# Problem description:
Below are the records; collect from them each line containing the string "category".

Source data:
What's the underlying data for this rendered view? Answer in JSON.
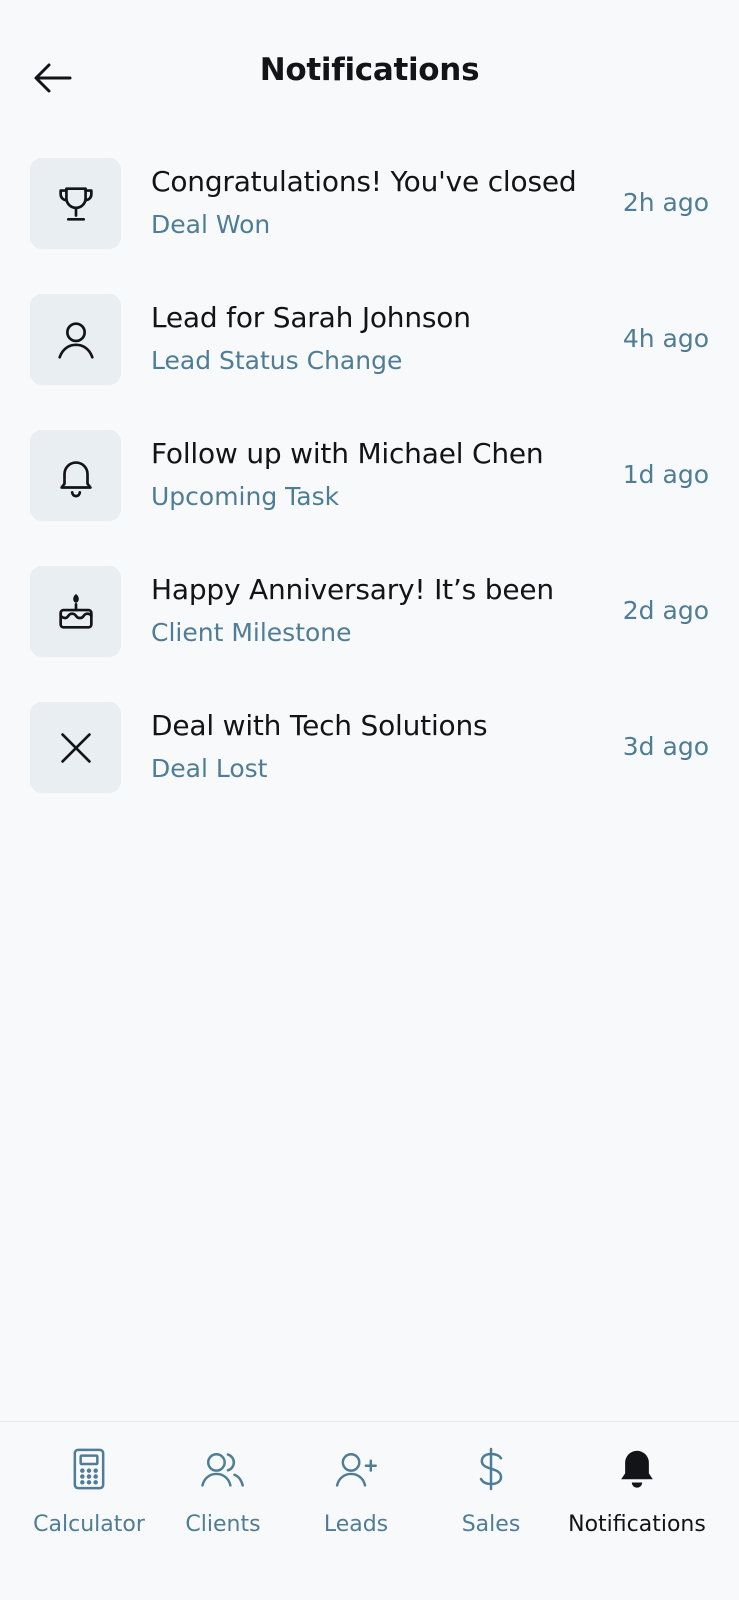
{
  "header": {
    "title": "Notifications",
    "back_icon": "arrow-left-icon"
  },
  "notifications": [
    {
      "icon": "trophy-icon",
      "message": "Congratulations! You've closed",
      "category": "Deal Won",
      "time": "2h ago"
    },
    {
      "icon": "user-icon",
      "message": "Lead for Sarah Johnson",
      "category": "Lead Status Change",
      "time": "4h ago"
    },
    {
      "icon": "bell-icon",
      "message": "Follow up with Michael Chen",
      "category": "Upcoming Task",
      "time": "1d ago"
    },
    {
      "icon": "cake-icon",
      "message": "Happy Anniversary! It’s been",
      "category": "Client Milestone",
      "time": "2d ago"
    },
    {
      "icon": "close-icon",
      "message": "Deal with Tech Solutions",
      "category": "Deal Lost",
      "time": "3d ago"
    }
  ],
  "tabs": [
    {
      "label": "Calculator",
      "icon": "calculator-icon",
      "active": false
    },
    {
      "label": "Clients",
      "icon": "users-icon",
      "active": false
    },
    {
      "label": "Leads",
      "icon": "user-plus-icon",
      "active": false
    },
    {
      "label": "Sales",
      "icon": "dollar-icon",
      "active": false
    },
    {
      "label": "Notifications",
      "icon": "bell-filled-icon",
      "active": true
    }
  ],
  "colors": {
    "background": "#f7f9fb",
    "icon_tile": "#e8eef2",
    "accent_text": "#4f7d96",
    "primary_text": "#121417"
  }
}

# Solution to this task:
      "category": "Deal Won",
      "category": "Lead Status Change",
      "category": "Upcoming Task",
      "category": "Client Milestone",
      "category": "Deal Lost",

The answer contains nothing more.